- **MATERIAL SHOWN**:
☆ ☆ ☆

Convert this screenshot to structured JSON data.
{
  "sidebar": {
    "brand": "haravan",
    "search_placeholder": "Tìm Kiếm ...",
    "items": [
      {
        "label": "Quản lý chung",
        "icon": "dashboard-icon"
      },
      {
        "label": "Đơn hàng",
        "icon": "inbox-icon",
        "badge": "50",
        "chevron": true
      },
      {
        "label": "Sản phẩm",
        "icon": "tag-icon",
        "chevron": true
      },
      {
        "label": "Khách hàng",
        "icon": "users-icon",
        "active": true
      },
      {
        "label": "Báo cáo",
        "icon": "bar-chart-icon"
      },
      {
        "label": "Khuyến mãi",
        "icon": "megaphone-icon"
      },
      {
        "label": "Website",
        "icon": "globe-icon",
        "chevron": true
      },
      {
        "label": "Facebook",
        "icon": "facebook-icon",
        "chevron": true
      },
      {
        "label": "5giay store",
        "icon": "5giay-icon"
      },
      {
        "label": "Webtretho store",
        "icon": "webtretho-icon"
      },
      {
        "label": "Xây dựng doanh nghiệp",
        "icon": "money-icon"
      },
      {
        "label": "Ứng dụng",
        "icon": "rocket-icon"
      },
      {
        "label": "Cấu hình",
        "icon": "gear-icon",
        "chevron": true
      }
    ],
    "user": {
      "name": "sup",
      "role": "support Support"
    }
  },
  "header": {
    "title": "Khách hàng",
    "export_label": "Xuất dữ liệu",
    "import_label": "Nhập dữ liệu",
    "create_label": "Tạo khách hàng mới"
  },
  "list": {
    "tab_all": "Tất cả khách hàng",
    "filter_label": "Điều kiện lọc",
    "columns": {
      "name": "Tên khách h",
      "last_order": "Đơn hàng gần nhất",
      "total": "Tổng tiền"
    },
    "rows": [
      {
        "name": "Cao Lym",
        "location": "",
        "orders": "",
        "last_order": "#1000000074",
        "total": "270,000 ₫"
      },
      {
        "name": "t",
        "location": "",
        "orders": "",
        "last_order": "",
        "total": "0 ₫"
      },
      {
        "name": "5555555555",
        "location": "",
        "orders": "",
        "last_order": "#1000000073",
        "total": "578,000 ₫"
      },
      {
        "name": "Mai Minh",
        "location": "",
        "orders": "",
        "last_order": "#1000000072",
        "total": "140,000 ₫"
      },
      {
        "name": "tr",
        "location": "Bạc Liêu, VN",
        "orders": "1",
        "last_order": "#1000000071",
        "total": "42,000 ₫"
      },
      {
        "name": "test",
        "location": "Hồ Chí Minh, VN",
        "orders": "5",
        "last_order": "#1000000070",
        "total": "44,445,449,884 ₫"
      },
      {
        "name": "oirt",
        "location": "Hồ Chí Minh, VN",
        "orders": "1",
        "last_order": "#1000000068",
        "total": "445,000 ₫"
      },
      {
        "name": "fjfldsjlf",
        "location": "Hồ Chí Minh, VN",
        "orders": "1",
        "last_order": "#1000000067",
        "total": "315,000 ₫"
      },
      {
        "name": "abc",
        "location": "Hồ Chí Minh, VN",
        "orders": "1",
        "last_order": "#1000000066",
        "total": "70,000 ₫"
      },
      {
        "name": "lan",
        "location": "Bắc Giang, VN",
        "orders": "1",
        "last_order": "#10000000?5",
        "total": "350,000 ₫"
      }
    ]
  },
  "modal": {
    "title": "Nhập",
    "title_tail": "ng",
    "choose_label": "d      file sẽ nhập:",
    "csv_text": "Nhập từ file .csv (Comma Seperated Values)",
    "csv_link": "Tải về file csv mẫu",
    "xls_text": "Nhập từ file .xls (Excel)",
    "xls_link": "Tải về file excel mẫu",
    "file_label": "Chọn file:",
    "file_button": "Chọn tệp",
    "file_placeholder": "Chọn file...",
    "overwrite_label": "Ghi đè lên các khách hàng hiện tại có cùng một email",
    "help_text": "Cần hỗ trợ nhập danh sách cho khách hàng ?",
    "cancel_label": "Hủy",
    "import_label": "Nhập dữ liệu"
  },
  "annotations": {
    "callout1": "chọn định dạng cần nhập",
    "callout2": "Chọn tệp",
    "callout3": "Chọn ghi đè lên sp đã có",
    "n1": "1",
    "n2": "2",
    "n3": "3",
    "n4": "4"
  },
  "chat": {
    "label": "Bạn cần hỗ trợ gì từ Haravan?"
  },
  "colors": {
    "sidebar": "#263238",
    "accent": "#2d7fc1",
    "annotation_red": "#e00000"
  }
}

☆ ☆ ☆

- **EXERCISE DETAILS**: Write out the whole listing again, exactly as it stands.

- **ANSWER IN FULL**:
Convert this screenshot to structured JSON data.
{
  "sidebar": {
    "brand": "haravan",
    "search_placeholder": "Tìm Kiếm ...",
    "items": [
      {
        "label": "Quản lý chung",
        "icon": "dashboard-icon"
      },
      {
        "label": "Đơn hàng",
        "icon": "inbox-icon",
        "badge": "50",
        "chevron": true
      },
      {
        "label": "Sản phẩm",
        "icon": "tag-icon",
        "chevron": true
      },
      {
        "label": "Khách hàng",
        "icon": "users-icon",
        "active": true
      },
      {
        "label": "Báo cáo",
        "icon": "bar-chart-icon"
      },
      {
        "label": "Khuyến mãi",
        "icon": "megaphone-icon"
      },
      {
        "label": "Website",
        "icon": "globe-icon",
        "chevron": true
      },
      {
        "label": "Facebook",
        "icon": "facebook-icon",
        "chevron": true
      },
      {
        "label": "5giay store",
        "icon": "5giay-icon"
      },
      {
        "label": "Webtretho store",
        "icon": "webtretho-icon"
      },
      {
        "label": "Xây dựng doanh nghiệp",
        "icon": "money-icon"
      },
      {
        "label": "Ứng dụng",
        "icon": "rocket-icon"
      },
      {
        "label": "Cấu hình",
        "icon": "gear-icon",
        "chevron": true
      }
    ],
    "user": {
      "name": "sup",
      "role": "support Support"
    }
  },
  "header": {
    "title": "Khách hàng",
    "export_label": "Xuất dữ liệu",
    "import_label": "Nhập dữ liệu",
    "create_label": "Tạo khách hàng mới"
  },
  "list": {
    "tab_all": "Tất cả khách hàng",
    "filter_label": "Điều kiện lọc",
    "columns": {
      "name": "Tên khách h",
      "last_order": "Đơn hàng gần nhất",
      "total": "Tổng tiền"
    },
    "rows": [
      {
        "name": "Cao Lym",
        "location": "",
        "orders": "",
        "last_order": "#1000000074",
        "total": "270,000 ₫"
      },
      {
        "name": "t",
        "location": "",
        "orders": "",
        "last_order": "",
        "total": "0 ₫"
      },
      {
        "name": "5555555555",
        "location": "",
        "orders": "",
        "last_order": "#1000000073",
        "total": "578,000 ₫"
      },
      {
        "name": "Mai Minh",
        "location": "",
        "orders": "",
        "last_order": "#1000000072",
        "total": "140,000 ₫"
      },
      {
        "name": "tr",
        "location": "Bạc Liêu, VN",
        "orders": "1",
        "last_order": "#1000000071",
        "total": "42,000 ₫"
      },
      {
        "name": "test",
        "location": "Hồ Chí Minh, VN",
        "orders": "5",
        "last_order": "#1000000070",
        "total": "44,445,449,884 ₫"
      },
      {
        "name": "oirt",
        "location": "Hồ Chí Minh, VN",
        "orders": "1",
        "last_order": "#1000000068",
        "total": "445,000 ₫"
      },
      {
        "name": "fjfldsjlf",
        "location": "Hồ Chí Minh, VN",
        "orders": "1",
        "last_order": "#1000000067",
        "total": "315,000 ₫"
      },
      {
        "name": "abc",
        "location": "Hồ Chí Minh, VN",
        "orders": "1",
        "last_order": "#1000000066",
        "total": "70,000 ₫"
      },
      {
        "name": "lan",
        "location": "Bắc Giang, VN",
        "orders": "1",
        "last_order": "#10000000?5",
        "total": "350,000 ₫"
      }
    ]
  },
  "modal": {
    "title": "Nhập",
    "title_tail": "ng",
    "choose_label": "d      file sẽ nhập:",
    "csv_text": "Nhập từ file .csv (Comma Seperated Values)",
    "csv_link": "Tải về file csv mẫu",
    "xls_text": "Nhập từ file .xls (Excel)",
    "xls_link": "Tải về file excel mẫu",
    "file_label": "Chọn file:",
    "file_button": "Chọn tệp",
    "file_placeholder": "Chọn file...",
    "overwrite_label": "Ghi đè lên các khách hàng hiện tại có cùng một email",
    "help_text": "Cần hỗ trợ nhập danh sách cho khách hàng ?",
    "cancel_label": "Hủy",
    "import_label": "Nhập dữ liệu"
  },
  "annotations": {
    "callout1": "chọn định dạng cần nhập",
    "callout2": "Chọn tệp",
    "callout3": "Chọn ghi đè lên sp đã có",
    "n1": "1",
    "n2": "2",
    "n3": "3",
    "n4": "4"
  },
  "chat": {
    "label": "Bạn cần hỗ trợ gì từ Haravan?"
  },
  "colors": {
    "sidebar": "#263238",
    "accent": "#2d7fc1",
    "annotation_red": "#e00000"
  }
}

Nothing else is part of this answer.